What the exercise asks
Exactly reproduce the line that contains "Enumerate this screenshot's" and all lines after it in the entries below, through the very last line.
— BEGIN —
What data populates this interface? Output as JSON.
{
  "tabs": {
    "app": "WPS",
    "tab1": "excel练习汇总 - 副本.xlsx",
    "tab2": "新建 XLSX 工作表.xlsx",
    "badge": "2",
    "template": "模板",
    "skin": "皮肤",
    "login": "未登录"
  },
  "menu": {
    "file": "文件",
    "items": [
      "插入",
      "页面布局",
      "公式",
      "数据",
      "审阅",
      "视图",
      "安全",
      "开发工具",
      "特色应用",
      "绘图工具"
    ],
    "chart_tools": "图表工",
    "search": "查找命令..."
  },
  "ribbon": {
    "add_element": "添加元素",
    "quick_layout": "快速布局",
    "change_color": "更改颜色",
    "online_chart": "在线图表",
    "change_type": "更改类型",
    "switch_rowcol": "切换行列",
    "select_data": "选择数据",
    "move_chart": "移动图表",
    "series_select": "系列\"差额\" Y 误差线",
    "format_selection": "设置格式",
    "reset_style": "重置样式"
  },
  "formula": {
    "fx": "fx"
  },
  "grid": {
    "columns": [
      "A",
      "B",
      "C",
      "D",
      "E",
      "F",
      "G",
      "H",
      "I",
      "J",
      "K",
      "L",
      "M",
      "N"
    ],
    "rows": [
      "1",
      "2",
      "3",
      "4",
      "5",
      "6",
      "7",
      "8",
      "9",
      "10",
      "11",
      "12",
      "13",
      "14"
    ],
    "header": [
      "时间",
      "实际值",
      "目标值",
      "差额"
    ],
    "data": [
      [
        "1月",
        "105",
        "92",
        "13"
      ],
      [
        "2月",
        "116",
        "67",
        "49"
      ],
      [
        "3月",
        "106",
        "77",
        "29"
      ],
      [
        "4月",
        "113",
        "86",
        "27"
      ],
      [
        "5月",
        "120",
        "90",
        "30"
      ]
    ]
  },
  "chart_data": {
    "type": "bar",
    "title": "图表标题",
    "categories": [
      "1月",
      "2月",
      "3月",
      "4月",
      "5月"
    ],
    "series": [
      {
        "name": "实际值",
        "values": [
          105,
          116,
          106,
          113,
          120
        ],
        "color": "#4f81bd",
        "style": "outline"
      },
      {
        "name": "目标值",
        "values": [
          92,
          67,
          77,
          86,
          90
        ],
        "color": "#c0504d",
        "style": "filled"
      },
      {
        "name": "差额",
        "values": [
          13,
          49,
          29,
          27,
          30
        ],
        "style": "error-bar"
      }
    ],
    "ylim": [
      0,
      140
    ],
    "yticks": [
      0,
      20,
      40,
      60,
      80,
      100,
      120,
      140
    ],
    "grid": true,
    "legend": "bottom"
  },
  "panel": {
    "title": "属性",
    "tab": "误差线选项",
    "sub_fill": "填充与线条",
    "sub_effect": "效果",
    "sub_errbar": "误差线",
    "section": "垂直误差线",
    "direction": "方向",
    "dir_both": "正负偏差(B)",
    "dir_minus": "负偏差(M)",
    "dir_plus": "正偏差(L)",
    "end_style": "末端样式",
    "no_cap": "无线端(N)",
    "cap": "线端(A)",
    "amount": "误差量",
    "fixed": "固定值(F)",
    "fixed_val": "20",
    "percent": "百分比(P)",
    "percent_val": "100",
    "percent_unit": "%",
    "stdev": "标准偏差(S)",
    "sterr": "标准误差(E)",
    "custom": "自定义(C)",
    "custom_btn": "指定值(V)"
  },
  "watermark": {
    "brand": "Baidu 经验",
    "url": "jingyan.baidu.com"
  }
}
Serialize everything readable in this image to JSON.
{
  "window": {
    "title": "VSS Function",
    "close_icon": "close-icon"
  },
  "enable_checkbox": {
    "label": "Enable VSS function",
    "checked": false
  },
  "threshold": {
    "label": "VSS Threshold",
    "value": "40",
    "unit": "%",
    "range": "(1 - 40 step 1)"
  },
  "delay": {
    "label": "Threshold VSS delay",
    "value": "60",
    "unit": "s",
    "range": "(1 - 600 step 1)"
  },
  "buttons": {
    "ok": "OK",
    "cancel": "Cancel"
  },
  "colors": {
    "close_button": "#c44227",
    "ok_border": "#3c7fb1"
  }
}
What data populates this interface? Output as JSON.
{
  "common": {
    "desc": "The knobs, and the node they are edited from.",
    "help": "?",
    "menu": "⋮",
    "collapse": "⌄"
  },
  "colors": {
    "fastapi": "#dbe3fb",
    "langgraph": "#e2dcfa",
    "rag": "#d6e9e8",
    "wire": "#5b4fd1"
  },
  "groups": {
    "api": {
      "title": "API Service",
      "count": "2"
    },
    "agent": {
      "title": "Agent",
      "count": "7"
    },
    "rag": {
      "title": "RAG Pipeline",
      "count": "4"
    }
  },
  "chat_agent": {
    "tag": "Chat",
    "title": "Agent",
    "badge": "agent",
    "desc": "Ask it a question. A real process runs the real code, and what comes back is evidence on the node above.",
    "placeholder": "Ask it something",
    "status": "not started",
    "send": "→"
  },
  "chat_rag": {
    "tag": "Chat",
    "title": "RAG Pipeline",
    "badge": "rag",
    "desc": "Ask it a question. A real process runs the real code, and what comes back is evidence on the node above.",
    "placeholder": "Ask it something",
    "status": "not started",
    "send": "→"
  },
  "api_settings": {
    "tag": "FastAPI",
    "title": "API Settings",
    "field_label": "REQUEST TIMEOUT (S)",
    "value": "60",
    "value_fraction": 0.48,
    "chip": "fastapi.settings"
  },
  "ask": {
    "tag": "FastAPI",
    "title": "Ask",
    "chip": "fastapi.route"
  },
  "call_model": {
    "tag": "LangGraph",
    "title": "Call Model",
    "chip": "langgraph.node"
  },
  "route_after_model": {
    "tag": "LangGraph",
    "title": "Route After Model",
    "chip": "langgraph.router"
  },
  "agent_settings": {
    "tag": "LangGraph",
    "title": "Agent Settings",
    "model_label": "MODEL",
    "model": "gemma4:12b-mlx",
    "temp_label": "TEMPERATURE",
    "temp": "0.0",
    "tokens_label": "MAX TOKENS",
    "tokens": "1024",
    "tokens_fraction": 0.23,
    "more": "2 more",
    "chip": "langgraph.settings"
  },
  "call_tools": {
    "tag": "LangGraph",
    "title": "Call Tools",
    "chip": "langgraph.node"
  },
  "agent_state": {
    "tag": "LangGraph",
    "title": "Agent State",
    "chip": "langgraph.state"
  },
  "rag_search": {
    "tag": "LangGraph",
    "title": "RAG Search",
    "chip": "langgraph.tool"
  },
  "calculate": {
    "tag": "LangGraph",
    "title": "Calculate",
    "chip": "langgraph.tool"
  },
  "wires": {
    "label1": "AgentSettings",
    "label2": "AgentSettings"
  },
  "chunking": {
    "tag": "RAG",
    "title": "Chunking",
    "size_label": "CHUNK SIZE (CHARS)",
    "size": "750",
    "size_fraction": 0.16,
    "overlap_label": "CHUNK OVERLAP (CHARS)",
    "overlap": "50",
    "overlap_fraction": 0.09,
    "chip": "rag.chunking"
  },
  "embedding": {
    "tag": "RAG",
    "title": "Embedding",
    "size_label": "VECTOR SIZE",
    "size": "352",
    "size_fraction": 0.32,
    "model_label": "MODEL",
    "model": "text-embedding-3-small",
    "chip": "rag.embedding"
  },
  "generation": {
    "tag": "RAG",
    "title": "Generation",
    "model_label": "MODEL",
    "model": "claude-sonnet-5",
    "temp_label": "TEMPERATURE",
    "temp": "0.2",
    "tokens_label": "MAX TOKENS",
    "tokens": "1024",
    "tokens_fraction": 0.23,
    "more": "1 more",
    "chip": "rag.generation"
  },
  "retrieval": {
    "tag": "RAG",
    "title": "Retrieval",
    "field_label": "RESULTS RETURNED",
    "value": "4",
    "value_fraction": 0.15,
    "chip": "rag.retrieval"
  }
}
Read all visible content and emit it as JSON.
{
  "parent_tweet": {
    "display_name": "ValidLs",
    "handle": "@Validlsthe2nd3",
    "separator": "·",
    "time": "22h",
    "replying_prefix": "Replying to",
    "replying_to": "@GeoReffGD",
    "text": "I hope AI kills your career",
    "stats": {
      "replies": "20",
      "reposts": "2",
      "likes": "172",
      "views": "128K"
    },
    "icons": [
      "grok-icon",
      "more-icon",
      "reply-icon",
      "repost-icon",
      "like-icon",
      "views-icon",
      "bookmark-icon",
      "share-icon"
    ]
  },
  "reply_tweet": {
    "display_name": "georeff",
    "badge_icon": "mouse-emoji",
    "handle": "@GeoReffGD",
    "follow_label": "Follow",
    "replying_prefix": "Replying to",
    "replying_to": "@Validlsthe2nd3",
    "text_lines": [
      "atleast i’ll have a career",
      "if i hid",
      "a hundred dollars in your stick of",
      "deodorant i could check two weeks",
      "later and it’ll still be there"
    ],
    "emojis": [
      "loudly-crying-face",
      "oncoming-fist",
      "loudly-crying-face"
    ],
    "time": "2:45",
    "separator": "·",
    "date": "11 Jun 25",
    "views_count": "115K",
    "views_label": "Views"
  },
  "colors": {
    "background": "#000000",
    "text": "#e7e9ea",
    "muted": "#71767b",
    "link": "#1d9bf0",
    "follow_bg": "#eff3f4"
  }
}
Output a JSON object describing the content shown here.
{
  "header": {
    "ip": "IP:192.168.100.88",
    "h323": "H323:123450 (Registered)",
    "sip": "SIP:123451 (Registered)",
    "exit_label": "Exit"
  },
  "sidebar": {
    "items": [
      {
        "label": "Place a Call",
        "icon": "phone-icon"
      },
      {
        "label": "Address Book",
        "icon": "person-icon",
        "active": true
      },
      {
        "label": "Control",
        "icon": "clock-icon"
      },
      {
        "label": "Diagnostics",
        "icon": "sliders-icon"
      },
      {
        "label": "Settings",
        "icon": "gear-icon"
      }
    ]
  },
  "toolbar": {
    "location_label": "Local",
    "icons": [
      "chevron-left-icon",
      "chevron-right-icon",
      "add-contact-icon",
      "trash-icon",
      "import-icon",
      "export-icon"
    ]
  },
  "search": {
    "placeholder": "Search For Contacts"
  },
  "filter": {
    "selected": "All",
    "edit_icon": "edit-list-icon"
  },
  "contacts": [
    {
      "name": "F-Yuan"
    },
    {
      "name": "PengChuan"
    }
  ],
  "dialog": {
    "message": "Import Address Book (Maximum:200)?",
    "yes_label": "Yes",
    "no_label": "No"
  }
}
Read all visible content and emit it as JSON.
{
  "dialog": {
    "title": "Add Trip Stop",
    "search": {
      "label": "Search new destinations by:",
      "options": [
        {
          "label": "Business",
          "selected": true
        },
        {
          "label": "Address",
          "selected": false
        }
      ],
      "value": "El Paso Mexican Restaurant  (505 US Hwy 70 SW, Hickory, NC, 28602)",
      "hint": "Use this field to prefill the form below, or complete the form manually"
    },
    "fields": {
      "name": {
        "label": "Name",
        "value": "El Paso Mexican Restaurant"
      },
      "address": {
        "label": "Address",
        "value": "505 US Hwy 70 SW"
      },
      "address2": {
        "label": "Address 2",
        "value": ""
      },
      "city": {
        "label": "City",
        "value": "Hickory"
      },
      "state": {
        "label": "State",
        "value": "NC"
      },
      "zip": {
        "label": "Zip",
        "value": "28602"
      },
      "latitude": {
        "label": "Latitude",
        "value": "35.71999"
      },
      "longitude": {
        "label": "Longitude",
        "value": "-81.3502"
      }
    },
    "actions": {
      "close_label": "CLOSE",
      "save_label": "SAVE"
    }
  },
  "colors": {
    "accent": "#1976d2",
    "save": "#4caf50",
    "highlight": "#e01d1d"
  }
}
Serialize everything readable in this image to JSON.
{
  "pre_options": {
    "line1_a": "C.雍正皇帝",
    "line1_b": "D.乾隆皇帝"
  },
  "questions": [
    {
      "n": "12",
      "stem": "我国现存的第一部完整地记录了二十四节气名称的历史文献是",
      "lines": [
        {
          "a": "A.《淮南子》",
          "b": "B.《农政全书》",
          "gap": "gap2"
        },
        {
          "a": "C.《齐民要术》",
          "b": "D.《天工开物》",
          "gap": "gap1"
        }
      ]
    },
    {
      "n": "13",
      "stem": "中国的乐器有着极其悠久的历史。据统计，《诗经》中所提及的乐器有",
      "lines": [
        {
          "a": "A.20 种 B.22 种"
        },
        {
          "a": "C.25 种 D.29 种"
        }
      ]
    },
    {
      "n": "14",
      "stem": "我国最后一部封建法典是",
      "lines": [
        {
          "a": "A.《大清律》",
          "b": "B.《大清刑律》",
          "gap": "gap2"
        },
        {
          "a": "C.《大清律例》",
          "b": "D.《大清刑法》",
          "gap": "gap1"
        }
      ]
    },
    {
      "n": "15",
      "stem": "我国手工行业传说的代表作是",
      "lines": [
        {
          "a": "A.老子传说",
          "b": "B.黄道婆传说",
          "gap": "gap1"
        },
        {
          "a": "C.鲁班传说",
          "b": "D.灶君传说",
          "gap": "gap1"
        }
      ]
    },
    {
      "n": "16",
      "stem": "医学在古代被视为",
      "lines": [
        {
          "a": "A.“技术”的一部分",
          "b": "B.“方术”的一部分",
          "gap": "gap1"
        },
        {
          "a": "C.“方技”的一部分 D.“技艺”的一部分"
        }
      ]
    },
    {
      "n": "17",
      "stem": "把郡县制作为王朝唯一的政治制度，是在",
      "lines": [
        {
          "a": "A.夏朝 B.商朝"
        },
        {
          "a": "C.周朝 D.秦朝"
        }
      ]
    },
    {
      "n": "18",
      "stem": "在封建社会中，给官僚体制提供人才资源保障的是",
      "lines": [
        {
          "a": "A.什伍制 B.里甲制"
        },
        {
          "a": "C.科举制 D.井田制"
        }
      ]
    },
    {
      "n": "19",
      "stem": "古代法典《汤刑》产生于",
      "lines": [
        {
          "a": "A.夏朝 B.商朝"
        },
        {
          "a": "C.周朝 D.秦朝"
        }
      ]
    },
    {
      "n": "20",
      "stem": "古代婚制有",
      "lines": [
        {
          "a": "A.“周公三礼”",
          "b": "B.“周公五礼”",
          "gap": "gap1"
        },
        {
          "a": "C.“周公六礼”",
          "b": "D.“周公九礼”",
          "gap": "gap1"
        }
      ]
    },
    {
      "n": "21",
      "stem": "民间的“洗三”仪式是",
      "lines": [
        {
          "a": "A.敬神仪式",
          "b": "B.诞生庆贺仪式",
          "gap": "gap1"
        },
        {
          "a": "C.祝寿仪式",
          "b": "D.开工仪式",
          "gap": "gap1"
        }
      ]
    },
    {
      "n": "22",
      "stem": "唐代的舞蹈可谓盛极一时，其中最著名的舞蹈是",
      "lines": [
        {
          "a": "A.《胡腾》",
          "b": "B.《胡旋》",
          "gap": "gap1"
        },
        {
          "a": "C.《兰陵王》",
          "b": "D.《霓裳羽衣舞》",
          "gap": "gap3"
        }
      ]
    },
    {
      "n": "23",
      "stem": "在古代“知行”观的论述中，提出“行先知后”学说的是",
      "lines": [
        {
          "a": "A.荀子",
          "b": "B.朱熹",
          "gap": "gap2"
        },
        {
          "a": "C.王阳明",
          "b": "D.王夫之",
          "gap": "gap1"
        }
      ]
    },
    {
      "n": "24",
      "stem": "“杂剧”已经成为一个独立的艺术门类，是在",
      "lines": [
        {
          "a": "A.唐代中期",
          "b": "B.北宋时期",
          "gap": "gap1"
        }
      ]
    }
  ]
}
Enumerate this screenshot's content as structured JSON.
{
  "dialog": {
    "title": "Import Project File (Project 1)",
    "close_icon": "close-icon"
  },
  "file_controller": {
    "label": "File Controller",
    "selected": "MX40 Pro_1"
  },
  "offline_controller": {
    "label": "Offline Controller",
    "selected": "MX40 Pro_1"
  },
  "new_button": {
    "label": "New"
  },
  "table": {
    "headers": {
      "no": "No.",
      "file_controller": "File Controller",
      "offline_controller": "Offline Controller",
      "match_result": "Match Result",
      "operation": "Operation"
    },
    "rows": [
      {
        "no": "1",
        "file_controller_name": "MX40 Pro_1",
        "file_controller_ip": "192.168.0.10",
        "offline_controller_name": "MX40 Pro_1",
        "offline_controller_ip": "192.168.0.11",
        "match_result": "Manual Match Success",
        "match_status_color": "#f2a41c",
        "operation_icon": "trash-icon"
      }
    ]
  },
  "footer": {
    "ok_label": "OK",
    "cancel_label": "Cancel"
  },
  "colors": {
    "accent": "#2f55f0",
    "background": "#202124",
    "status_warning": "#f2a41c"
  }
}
— END —
Exercise output
Enumerate this screenshot's content as structured JSON.
{
  "dialog": {
    "title": "Import Project File (Project 1)",
    "close_icon": "close-icon"
  },
  "file_controller": {
    "label": "File Controller",
    "selected": "MX40 Pro_1"
  },
  "offline_controller": {
    "label": "Offline Controller",
    "selected": "MX40 Pro_1"
  },
  "new_button": {
    "label": "New"
  },
  "table": {
    "headers": {
      "no": "No.",
      "file_controller": "File Controller",
      "offline_controller": "Offline Controller",
      "match_result": "Match Result",
      "operation": "Operation"
    },
    "rows": [
      {
        "no": "1",
        "file_controller_name": "MX40 Pro_1",
        "file_controller_ip": "192.168.0.10",
        "offline_controller_name": "MX40 Pro_1",
        "offline_controller_ip": "192.168.0.11",
        "match_result": "Manual Match Success",
        "match_status_color": "#f2a41c",
        "operation_icon": "trash-icon"
      }
    ]
  },
  "footer": {
    "ok_label": "OK",
    "cancel_label": "Cancel"
  },
  "colors": {
    "accent": "#2f55f0",
    "background": "#202124",
    "status_warning": "#f2a41c"
  }
}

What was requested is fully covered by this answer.